[Website and app data records]

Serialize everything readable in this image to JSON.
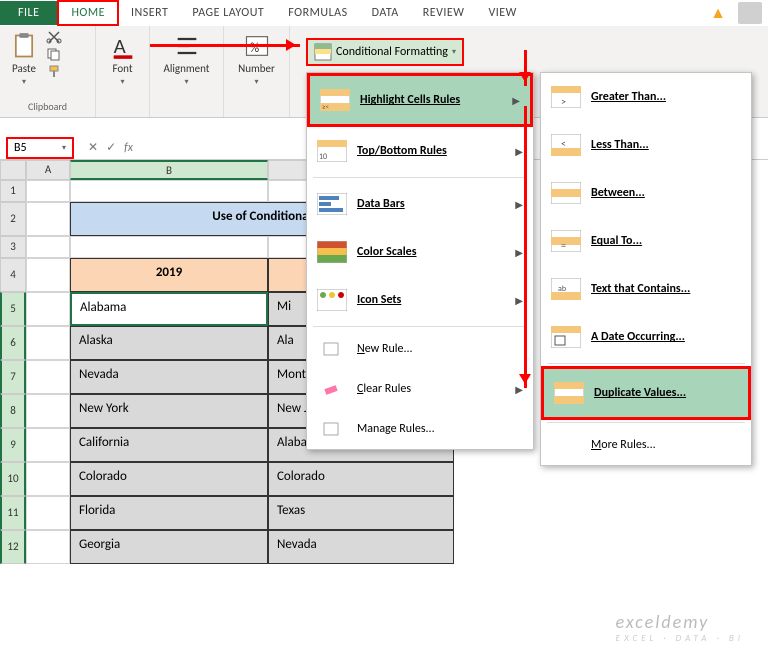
{
  "tabs": {
    "file": "FILE",
    "home": "HOME",
    "insert": "INSERT",
    "page_layout": "PAGE LAYOUT",
    "formulas": "FORMULAS",
    "data": "DATA",
    "review": "REVIEW",
    "view": "VIEW"
  },
  "ribbon": {
    "paste": "Paste",
    "font": "Font",
    "alignment": "Alignment",
    "number": "Number",
    "clipboard_label": "Clipboard",
    "cond_fmt": "Conditional Formatting"
  },
  "name_box": "B5",
  "menu1": {
    "highlight": "Highlight Cells Rules",
    "topbottom": "Top/Bottom Rules",
    "databars": "Data Bars",
    "colorscales": "Color Scales",
    "iconsets": "Icon Sets",
    "newrule": "New Rule...",
    "clear": "Clear Rules",
    "manage": "Manage Rules..."
  },
  "menu2": {
    "greater": "Greater Than...",
    "less": "Less Than...",
    "between": "Between...",
    "equal": "Equal To...",
    "contains": "Text that Contains...",
    "date": "A Date Occurring...",
    "duplicate": "Duplicate Values...",
    "more": "More Rules..."
  },
  "title": "Use of Conditional",
  "header": {
    "col1": "2019"
  },
  "data": {
    "b": [
      "Alabama",
      "Alaska",
      "Nevada",
      "New York",
      "California",
      "Colorado",
      "Florida",
      "Georgia"
    ],
    "c": [
      "Mi",
      "Ala",
      "Montana",
      "New Jersey",
      "Alabama",
      "Colorado",
      "Texas",
      "Nevada"
    ]
  },
  "watermark": {
    "main": "exceldemy",
    "sub": "EXCEL · DATA · BI"
  }
}
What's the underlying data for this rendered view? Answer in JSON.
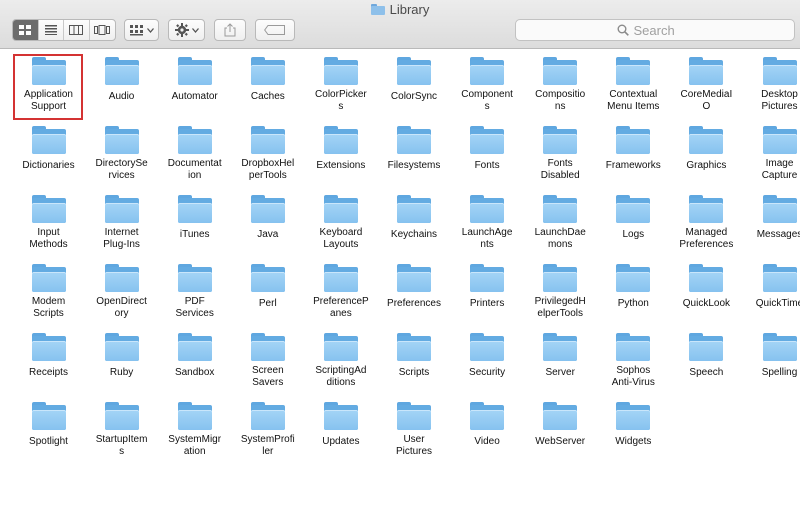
{
  "window": {
    "title": "Library"
  },
  "toolbar": {
    "view_buttons": [
      {
        "name": "icon-view",
        "active": true
      },
      {
        "name": "list-view",
        "active": false
      },
      {
        "name": "column-view",
        "active": false
      },
      {
        "name": "cover-flow-view",
        "active": false
      }
    ],
    "search_placeholder": "Search"
  },
  "colors": {
    "selection": "#d43333",
    "folder": "#86c2ef"
  },
  "items": [
    [
      "Application\nSupport",
      "Audio",
      "Automator",
      "Caches",
      "ColorPicker\ns",
      "ColorSync",
      "Component\ns",
      "Compositio\nns",
      "Contextual\nMenu Items",
      "CoreMediaI\nO",
      "Desktop\nPictures"
    ],
    [
      "Dictionaries",
      "DirectorySe\nrvices",
      "Documentat\nion",
      "DropboxHel\nperTools",
      "Extensions",
      "Filesystems",
      "Fonts",
      "Fonts\nDisabled",
      "Frameworks",
      "Graphics",
      "Image\nCapture"
    ],
    [
      "Input\nMethods",
      "Internet\nPlug-Ins",
      "iTunes",
      "Java",
      "Keyboard\nLayouts",
      "Keychains",
      "LaunchAge\nnts",
      "LaunchDae\nmons",
      "Logs",
      "Managed\nPreferences",
      "Messages"
    ],
    [
      "Modem\nScripts",
      "OpenDirect\nory",
      "PDF\nServices",
      "Perl",
      "PreferenceP\nanes",
      "Preferences",
      "Printers",
      "PrivilegedH\nelperTools",
      "Python",
      "QuickLook",
      "QuickTime"
    ],
    [
      "Receipts",
      "Ruby",
      "Sandbox",
      "Screen\nSavers",
      "ScriptingAd\nditions",
      "Scripts",
      "Security",
      "Server",
      "Sophos\nAnti-Virus",
      "Speech",
      "Spelling"
    ],
    [
      "Spotlight",
      "StartupItem\ns",
      "SystemMigr\nation",
      "SystemProfi\nler",
      "Updates",
      "User\nPictures",
      "Video",
      "WebServer",
      "Widgets"
    ]
  ],
  "selected_item": "Application Support"
}
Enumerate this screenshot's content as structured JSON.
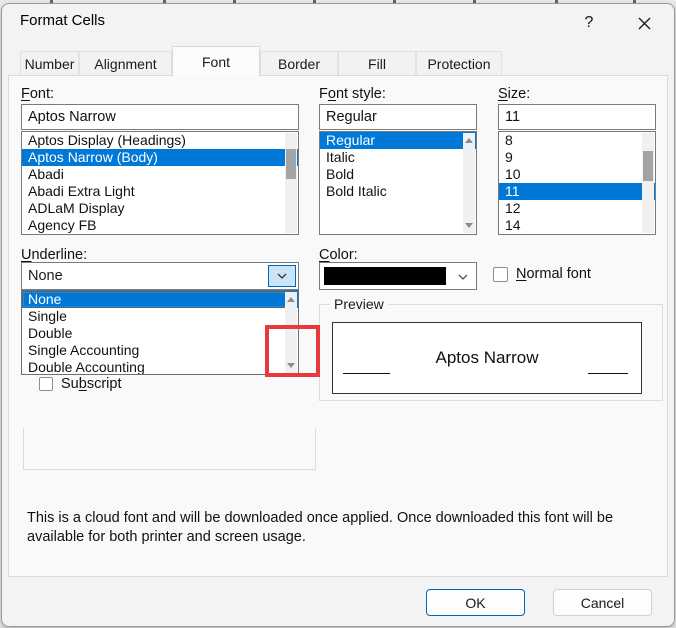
{
  "window": {
    "title": "Format Cells",
    "help_glyph": "?"
  },
  "tabs": [
    {
      "label": "Number",
      "active": false
    },
    {
      "label": "Alignment",
      "active": false
    },
    {
      "label": "Font",
      "active": true
    },
    {
      "label": "Border",
      "active": false
    },
    {
      "label": "Fill",
      "active": false
    },
    {
      "label": "Protection",
      "active": false
    }
  ],
  "font_section": {
    "label": {
      "pre": "",
      "accel": "F",
      "post": "ont:"
    },
    "value": "Aptos Narrow",
    "items": [
      {
        "label": "Aptos Display (Headings)",
        "selected": false
      },
      {
        "label": "Aptos Narrow (Body)",
        "selected": true
      },
      {
        "label": "Abadi",
        "selected": false
      },
      {
        "label": "Abadi Extra Light",
        "selected": false
      },
      {
        "label": "ADLaM Display",
        "selected": false
      },
      {
        "label": "Agency FB",
        "selected": false
      }
    ]
  },
  "style_section": {
    "label": {
      "pre": "F",
      "accel": "o",
      "post": "nt style:"
    },
    "value": "Regular",
    "items": [
      {
        "label": "Regular",
        "selected": true
      },
      {
        "label": "Italic",
        "selected": false
      },
      {
        "label": "Bold",
        "selected": false
      },
      {
        "label": "Bold Italic",
        "selected": false
      }
    ]
  },
  "size_section": {
    "label": {
      "pre": "",
      "accel": "S",
      "post": "ize:"
    },
    "value": "11",
    "items": [
      {
        "label": "8",
        "selected": false
      },
      {
        "label": "9",
        "selected": false
      },
      {
        "label": "10",
        "selected": false
      },
      {
        "label": "11",
        "selected": true
      },
      {
        "label": "12",
        "selected": false
      },
      {
        "label": "14",
        "selected": false
      }
    ]
  },
  "underline_section": {
    "label": {
      "pre": "",
      "accel": "U",
      "post": "nderline:"
    },
    "value": "None",
    "options": [
      {
        "label": "None",
        "selected": true
      },
      {
        "label": "Single",
        "selected": false
      },
      {
        "label": "Double",
        "selected": false
      },
      {
        "label": "Single Accounting",
        "selected": false
      },
      {
        "label": "Double Accounting",
        "selected": false
      }
    ]
  },
  "color_section": {
    "label": {
      "pre": "",
      "accel": "C",
      "post": "olor:"
    },
    "swatch_color": "#000000"
  },
  "normal_font": {
    "label": {
      "pre": "",
      "accel": "N",
      "post": "ormal font"
    },
    "checked": false
  },
  "effects": {
    "subscript": {
      "pre": "Su",
      "accel": "b",
      "post": "script"
    },
    "checked": false
  },
  "preview": {
    "legend": "Preview",
    "text": "Aptos Narrow"
  },
  "note": "This is a cloud font and will be downloaded once applied. Once downloaded this font will be available for both printer and screen usage.",
  "buttons": {
    "ok": "OK",
    "cancel": "Cancel"
  },
  "colors": {
    "selection": "#0078d7",
    "annotation_red": "#e8393d",
    "combo_highlight_bg": "#cce4f7",
    "combo_highlight_border": "#0067c0",
    "color_swatch": "#000000"
  }
}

Required action: Reproduce the data above word for word, but leave the images out.

Solved exercise:
Serialize everything readable in this image to JSON.
{
  "tabs": {
    "file": "FILE",
    "home": "HOME",
    "insert": "INSERT",
    "page_layout": "PAGE LAYOUT",
    "formulas": "FORMULAS",
    "data": "DATA",
    "review": "REVIEW",
    "view": "VIEW"
  },
  "ribbon": {
    "paste": "Paste",
    "font": "Font",
    "alignment": "Alignment",
    "number": "Number",
    "clipboard_label": "Clipboard",
    "cond_fmt": "Conditional Formatting"
  },
  "name_box": "B5",
  "menu1": {
    "highlight": "Highlight Cells Rules",
    "topbottom": "Top/Bottom Rules",
    "databars": "Data Bars",
    "colorscales": "Color Scales",
    "iconsets": "Icon Sets",
    "newrule": "New Rule...",
    "clear": "Clear Rules",
    "manage": "Manage Rules..."
  },
  "menu2": {
    "greater": "Greater Than...",
    "less": "Less Than...",
    "between": "Between...",
    "equal": "Equal To...",
    "contains": "Text that Contains...",
    "date": "A Date Occurring...",
    "duplicate": "Duplicate Values...",
    "more": "More Rules..."
  },
  "title": "Use of Conditional",
  "header": {
    "col1": "2019"
  },
  "data": {
    "b": [
      "Alabama",
      "Alaska",
      "Nevada",
      "New York",
      "California",
      "Colorado",
      "Florida",
      "Georgia"
    ],
    "c": [
      "Mi",
      "Ala",
      "Montana",
      "New Jersey",
      "Alabama",
      "Colorado",
      "Texas",
      "Nevada"
    ]
  },
  "watermark": {
    "main": "exceldemy",
    "sub": "EXCEL · DATA · BI"
  }
}
What's the underlying data for this rendered view? Answer in JSON.
{
  "window": {
    "title": "Library"
  },
  "toolbar": {
    "view_buttons": [
      {
        "name": "icon-view",
        "active": true
      },
      {
        "name": "list-view",
        "active": false
      },
      {
        "name": "column-view",
        "active": false
      },
      {
        "name": "cover-flow-view",
        "active": false
      }
    ],
    "search_placeholder": "Search"
  },
  "colors": {
    "selection": "#d43333",
    "folder": "#86c2ef"
  },
  "items": [
    [
      "Application\nSupport",
      "Audio",
      "Automator",
      "Caches",
      "ColorPicker\ns",
      "ColorSync",
      "Component\ns",
      "Compositio\nns",
      "Contextual\nMenu Items",
      "CoreMediaI\nO",
      "Desktop\nPictures"
    ],
    [
      "Dictionaries",
      "DirectorySe\nrvices",
      "Documentat\nion",
      "DropboxHel\nperTools",
      "Extensions",
      "Filesystems",
      "Fonts",
      "Fonts\nDisabled",
      "Frameworks",
      "Graphics",
      "Image\nCapture"
    ],
    [
      "Input\nMethods",
      "Internet\nPlug-Ins",
      "iTunes",
      "Java",
      "Keyboard\nLayouts",
      "Keychains",
      "LaunchAge\nnts",
      "LaunchDae\nmons",
      "Logs",
      "Managed\nPreferences",
      "Messages"
    ],
    [
      "Modem\nScripts",
      "OpenDirect\nory",
      "PDF\nServices",
      "Perl",
      "PreferenceP\nanes",
      "Preferences",
      "Printers",
      "PrivilegedH\nelperTools",
      "Python",
      "QuickLook",
      "QuickTime"
    ],
    [
      "Receipts",
      "Ruby",
      "Sandbox",
      "Screen\nSavers",
      "ScriptingAd\nditions",
      "Scripts",
      "Security",
      "Server",
      "Sophos\nAnti-Virus",
      "Speech",
      "Spelling"
    ],
    [
      "Spotlight",
      "StartupItem\ns",
      "SystemMigr\nation",
      "SystemProfi\nler",
      "Updates",
      "User\nPictures",
      "Video",
      "WebServer",
      "Widgets"
    ]
  ],
  "selected_item": "Application Support"
}
Enumerate this screenshot's content as structured JSON.
{
  "window": {
    "title": "Format Cells",
    "help_glyph": "?"
  },
  "tabs": [
    {
      "label": "Number",
      "active": false
    },
    {
      "label": "Alignment",
      "active": false
    },
    {
      "label": "Font",
      "active": true
    },
    {
      "label": "Border",
      "active": false
    },
    {
      "label": "Fill",
      "active": false
    },
    {
      "label": "Protection",
      "active": false
    }
  ],
  "font_section": {
    "label": {
      "pre": "",
      "accel": "F",
      "post": "ont:"
    },
    "value": "Aptos Narrow",
    "items": [
      {
        "label": "Aptos Display (Headings)",
        "selected": false
      },
      {
        "label": "Aptos Narrow (Body)",
        "selected": true
      },
      {
        "label": "Abadi",
        "selected": false
      },
      {
        "label": "Abadi Extra Light",
        "selected": false
      },
      {
        "label": "ADLaM Display",
        "selected": false
      },
      {
        "label": "Agency FB",
        "selected": false
      }
    ]
  },
  "style_section": {
    "label": {
      "pre": "F",
      "accel": "o",
      "post": "nt style:"
    },
    "value": "Regular",
    "items": [
      {
        "label": "Regular",
        "selected": true
      },
      {
        "label": "Italic",
        "selected": false
      },
      {
        "label": "Bold",
        "selected": false
      },
      {
        "label": "Bold Italic",
        "selected": false
      }
    ]
  },
  "size_section": {
    "label": {
      "pre": "",
      "accel": "S",
      "post": "ize:"
    },
    "value": "11",
    "items": [
      {
        "label": "8",
        "selected": false
      },
      {
        "label": "9",
        "selected": false
      },
      {
        "label": "10",
        "selected": false
      },
      {
        "label": "11",
        "selected": true
      },
      {
        "label": "12",
        "selected": false
      },
      {
        "label": "14",
        "selected": false
      }
    ]
  },
  "underline_section": {
    "label": {
      "pre": "",
      "accel": "U",
      "post": "nderline:"
    },
    "value": "None",
    "options": [
      {
        "label": "None",
        "selected": true
      },
      {
        "label": "Single",
        "selected": false
      },
      {
        "label": "Double",
        "selected": false
      },
      {
        "label": "Single Accounting",
        "selected": false
      },
      {
        "label": "Double Accounting",
        "selected": false
      }
    ]
  },
  "color_section": {
    "label": {
      "pre": "",
      "accel": "C",
      "post": "olor:"
    },
    "swatch_color": "#000000"
  },
  "normal_font": {
    "label": {
      "pre": "",
      "accel": "N",
      "post": "ormal font"
    },
    "checked": false
  },
  "effects": {
    "subscript": {
      "pre": "Su",
      "accel": "b",
      "post": "script"
    },
    "checked": false
  },
  "preview": {
    "legend": "Preview",
    "text": "Aptos Narrow"
  },
  "note": "This is a cloud font and will be downloaded once applied. Once downloaded this font will be available for both printer and screen usage.",
  "buttons": {
    "ok": "OK",
    "cancel": "Cancel"
  },
  "colors": {
    "selection": "#0078d7",
    "annotation_red": "#e8393d",
    "combo_highlight_bg": "#cce4f7",
    "combo_highlight_border": "#0067c0",
    "color_swatch": "#000000"
  }
}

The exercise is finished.